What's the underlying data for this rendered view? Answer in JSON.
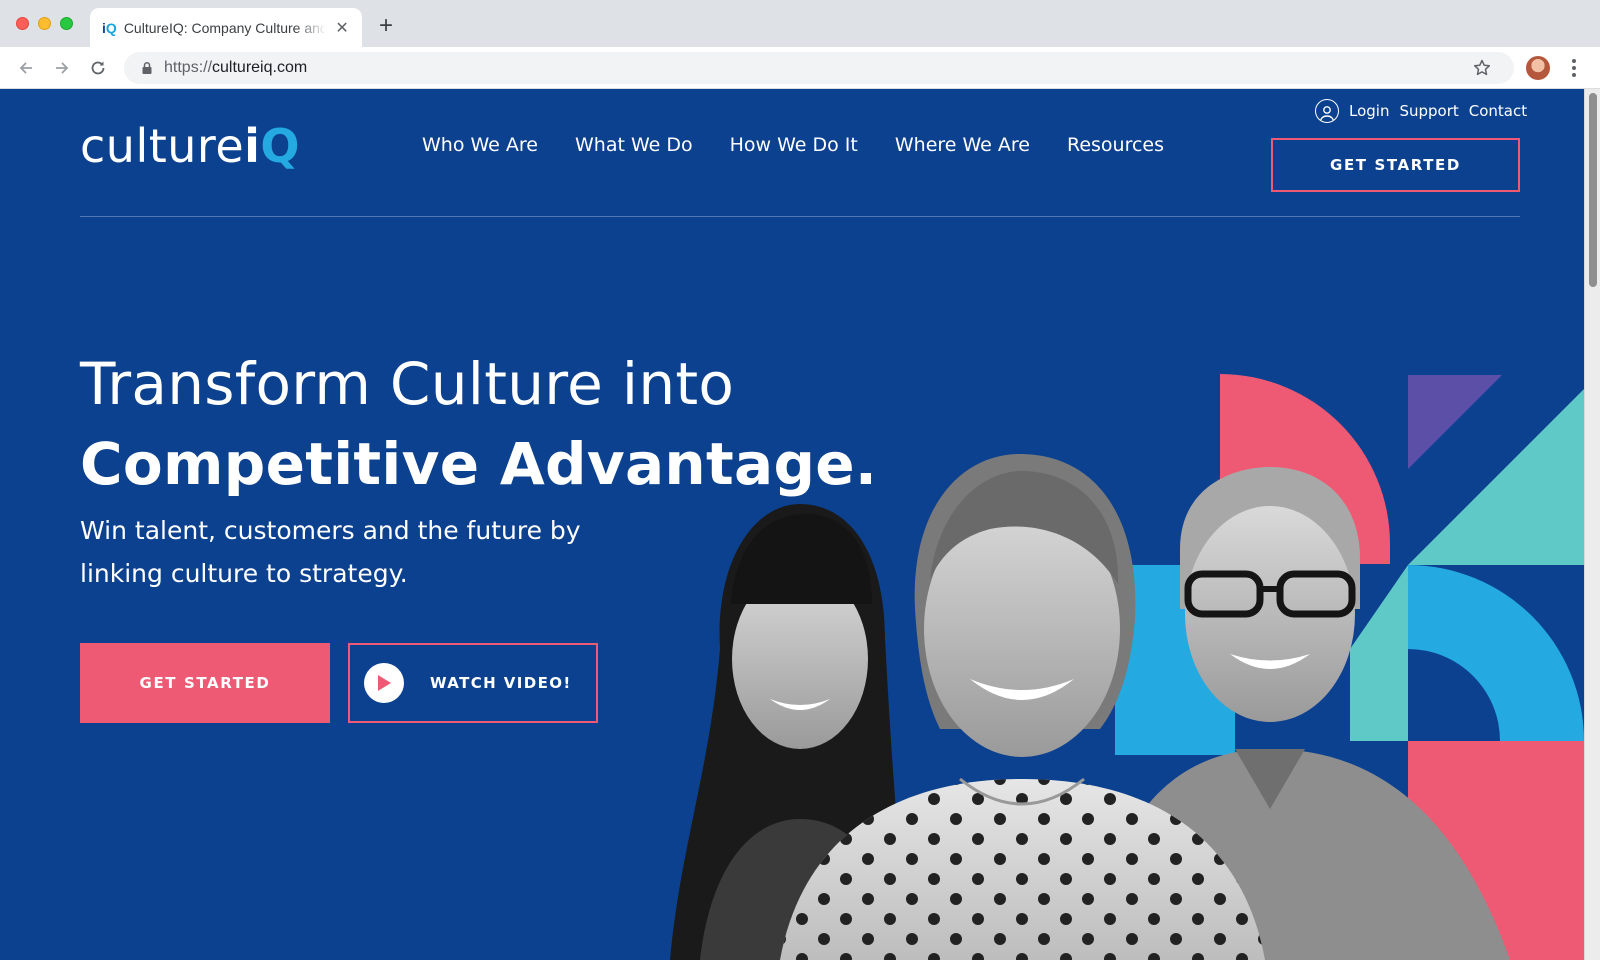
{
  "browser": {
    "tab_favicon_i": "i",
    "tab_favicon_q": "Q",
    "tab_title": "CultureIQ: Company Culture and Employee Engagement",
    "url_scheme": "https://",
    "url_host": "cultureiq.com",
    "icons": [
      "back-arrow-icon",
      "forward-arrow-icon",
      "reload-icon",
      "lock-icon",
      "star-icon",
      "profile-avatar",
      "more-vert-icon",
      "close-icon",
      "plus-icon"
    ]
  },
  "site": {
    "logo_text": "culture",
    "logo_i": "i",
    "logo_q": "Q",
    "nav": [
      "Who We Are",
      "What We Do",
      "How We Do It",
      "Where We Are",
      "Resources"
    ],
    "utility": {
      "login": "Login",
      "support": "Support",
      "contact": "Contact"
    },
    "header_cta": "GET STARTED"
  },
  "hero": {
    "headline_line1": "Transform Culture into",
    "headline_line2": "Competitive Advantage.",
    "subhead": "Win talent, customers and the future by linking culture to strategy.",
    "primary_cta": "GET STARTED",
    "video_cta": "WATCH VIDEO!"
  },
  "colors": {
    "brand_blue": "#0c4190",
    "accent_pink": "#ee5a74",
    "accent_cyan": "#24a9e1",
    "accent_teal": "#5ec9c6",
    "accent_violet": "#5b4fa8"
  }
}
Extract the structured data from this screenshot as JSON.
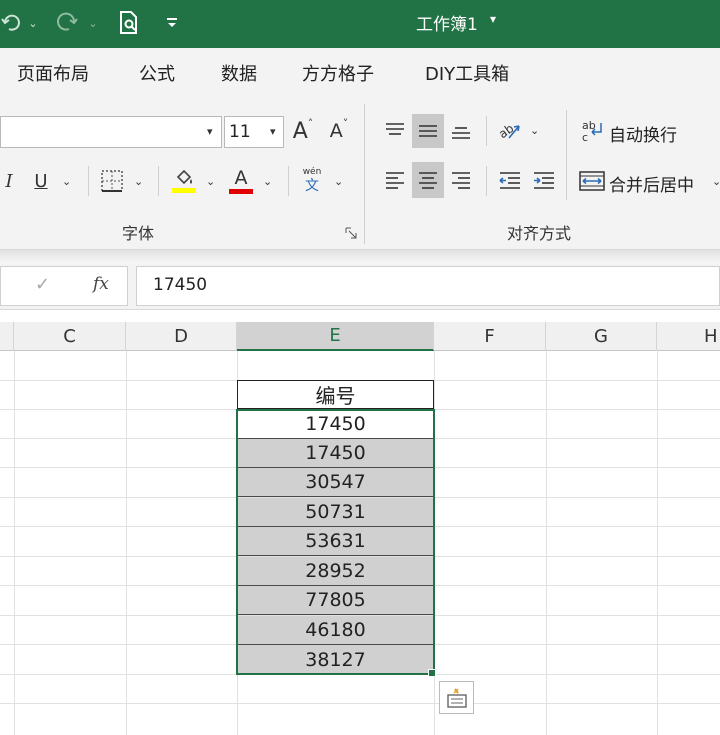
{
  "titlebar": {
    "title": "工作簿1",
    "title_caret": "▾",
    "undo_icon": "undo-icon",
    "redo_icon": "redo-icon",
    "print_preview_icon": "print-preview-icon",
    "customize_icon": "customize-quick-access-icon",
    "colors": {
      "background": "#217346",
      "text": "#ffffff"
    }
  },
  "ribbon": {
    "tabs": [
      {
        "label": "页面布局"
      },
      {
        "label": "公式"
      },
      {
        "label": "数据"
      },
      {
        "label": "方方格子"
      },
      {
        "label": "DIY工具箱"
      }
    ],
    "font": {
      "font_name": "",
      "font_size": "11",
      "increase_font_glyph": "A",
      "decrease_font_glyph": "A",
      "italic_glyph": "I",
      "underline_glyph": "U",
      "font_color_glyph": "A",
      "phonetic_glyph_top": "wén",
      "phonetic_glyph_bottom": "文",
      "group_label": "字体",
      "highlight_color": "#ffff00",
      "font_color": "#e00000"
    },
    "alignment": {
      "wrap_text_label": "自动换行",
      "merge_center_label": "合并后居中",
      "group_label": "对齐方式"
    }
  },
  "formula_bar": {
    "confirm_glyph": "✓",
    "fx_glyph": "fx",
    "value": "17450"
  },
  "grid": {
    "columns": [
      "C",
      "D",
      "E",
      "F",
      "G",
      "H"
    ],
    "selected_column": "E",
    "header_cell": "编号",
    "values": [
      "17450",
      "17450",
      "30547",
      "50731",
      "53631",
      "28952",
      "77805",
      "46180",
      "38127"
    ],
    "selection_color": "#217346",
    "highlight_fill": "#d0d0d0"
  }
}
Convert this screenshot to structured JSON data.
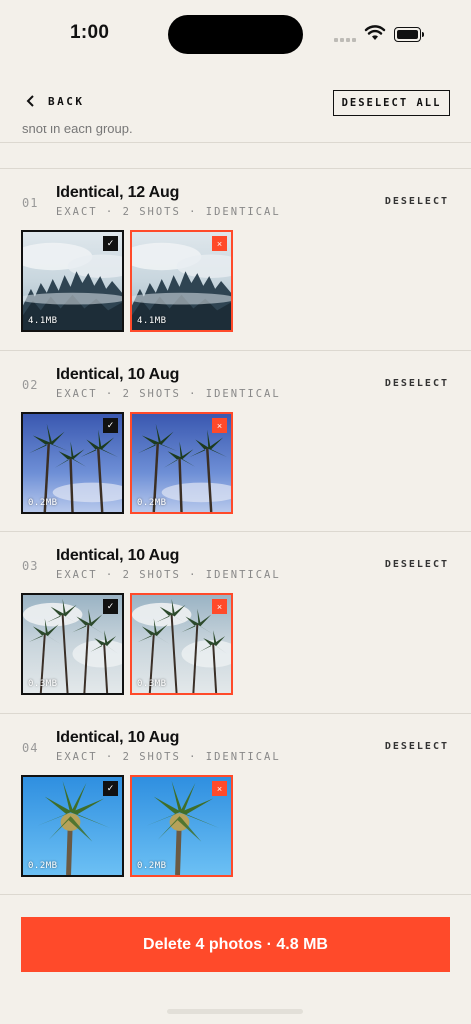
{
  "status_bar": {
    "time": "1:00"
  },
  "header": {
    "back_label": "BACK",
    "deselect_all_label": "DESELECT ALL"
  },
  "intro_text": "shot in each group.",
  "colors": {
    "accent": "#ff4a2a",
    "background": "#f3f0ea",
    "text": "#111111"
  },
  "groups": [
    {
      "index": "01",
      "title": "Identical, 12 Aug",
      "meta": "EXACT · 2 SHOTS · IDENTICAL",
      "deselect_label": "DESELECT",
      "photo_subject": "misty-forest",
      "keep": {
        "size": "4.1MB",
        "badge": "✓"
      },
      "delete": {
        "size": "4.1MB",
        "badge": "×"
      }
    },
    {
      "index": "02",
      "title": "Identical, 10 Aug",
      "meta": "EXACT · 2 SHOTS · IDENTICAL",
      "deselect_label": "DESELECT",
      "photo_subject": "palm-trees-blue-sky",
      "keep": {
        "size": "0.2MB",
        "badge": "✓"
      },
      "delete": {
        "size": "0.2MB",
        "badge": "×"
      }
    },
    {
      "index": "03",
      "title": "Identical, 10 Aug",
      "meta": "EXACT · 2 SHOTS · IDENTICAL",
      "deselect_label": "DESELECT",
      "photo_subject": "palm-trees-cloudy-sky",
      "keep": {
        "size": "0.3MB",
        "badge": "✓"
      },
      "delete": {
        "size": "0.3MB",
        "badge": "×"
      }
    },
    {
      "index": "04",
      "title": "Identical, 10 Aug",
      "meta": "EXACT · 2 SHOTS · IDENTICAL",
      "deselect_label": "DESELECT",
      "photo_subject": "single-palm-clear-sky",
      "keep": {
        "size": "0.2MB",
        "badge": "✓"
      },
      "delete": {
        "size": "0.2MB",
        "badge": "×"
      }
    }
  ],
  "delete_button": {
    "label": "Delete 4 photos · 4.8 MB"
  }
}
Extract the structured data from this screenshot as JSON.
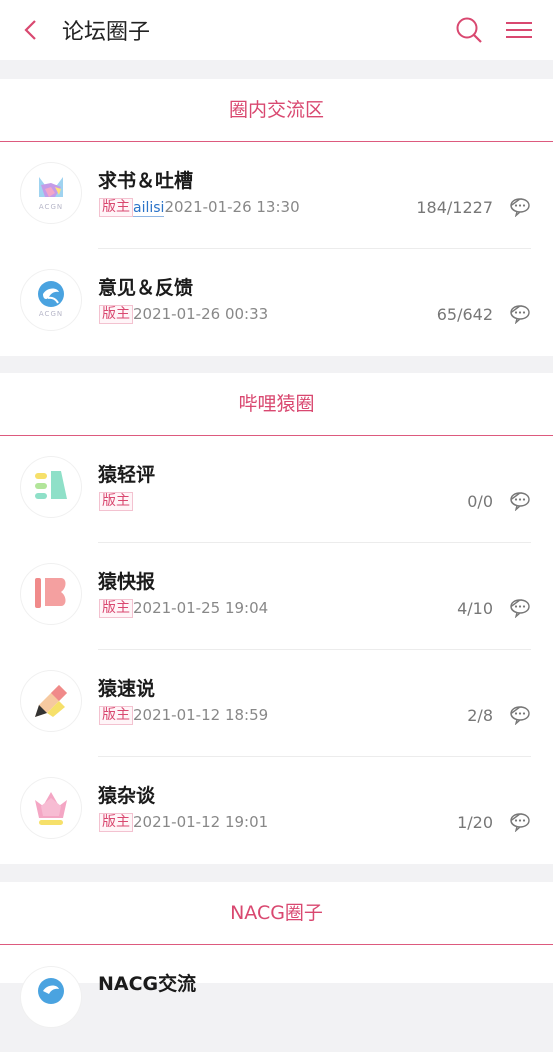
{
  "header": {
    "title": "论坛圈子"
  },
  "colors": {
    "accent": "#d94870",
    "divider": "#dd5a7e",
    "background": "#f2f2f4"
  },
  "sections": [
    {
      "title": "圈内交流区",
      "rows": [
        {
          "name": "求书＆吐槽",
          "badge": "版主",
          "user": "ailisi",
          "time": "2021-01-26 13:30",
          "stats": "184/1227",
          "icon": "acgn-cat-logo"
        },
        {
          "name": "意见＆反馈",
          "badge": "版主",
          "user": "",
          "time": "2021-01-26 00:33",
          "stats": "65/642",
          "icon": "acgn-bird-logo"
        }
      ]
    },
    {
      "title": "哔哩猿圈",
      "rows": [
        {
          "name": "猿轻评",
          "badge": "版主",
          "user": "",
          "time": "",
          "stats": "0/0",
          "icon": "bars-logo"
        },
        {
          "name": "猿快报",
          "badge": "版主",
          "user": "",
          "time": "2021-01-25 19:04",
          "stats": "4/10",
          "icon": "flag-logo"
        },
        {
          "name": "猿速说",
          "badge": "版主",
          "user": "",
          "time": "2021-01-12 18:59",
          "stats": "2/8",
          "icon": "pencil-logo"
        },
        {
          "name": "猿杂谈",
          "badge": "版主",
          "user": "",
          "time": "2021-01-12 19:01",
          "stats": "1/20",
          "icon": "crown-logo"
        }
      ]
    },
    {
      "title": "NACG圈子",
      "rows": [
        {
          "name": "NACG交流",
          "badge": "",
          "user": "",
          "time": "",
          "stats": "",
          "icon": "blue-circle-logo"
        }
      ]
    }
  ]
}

__________________________________________________

### Exercise task
Out of the material above, select every line that holds the string "What".

### Response
What's the underlying data for this rendered view? Answer in JSON.
      "What We Do",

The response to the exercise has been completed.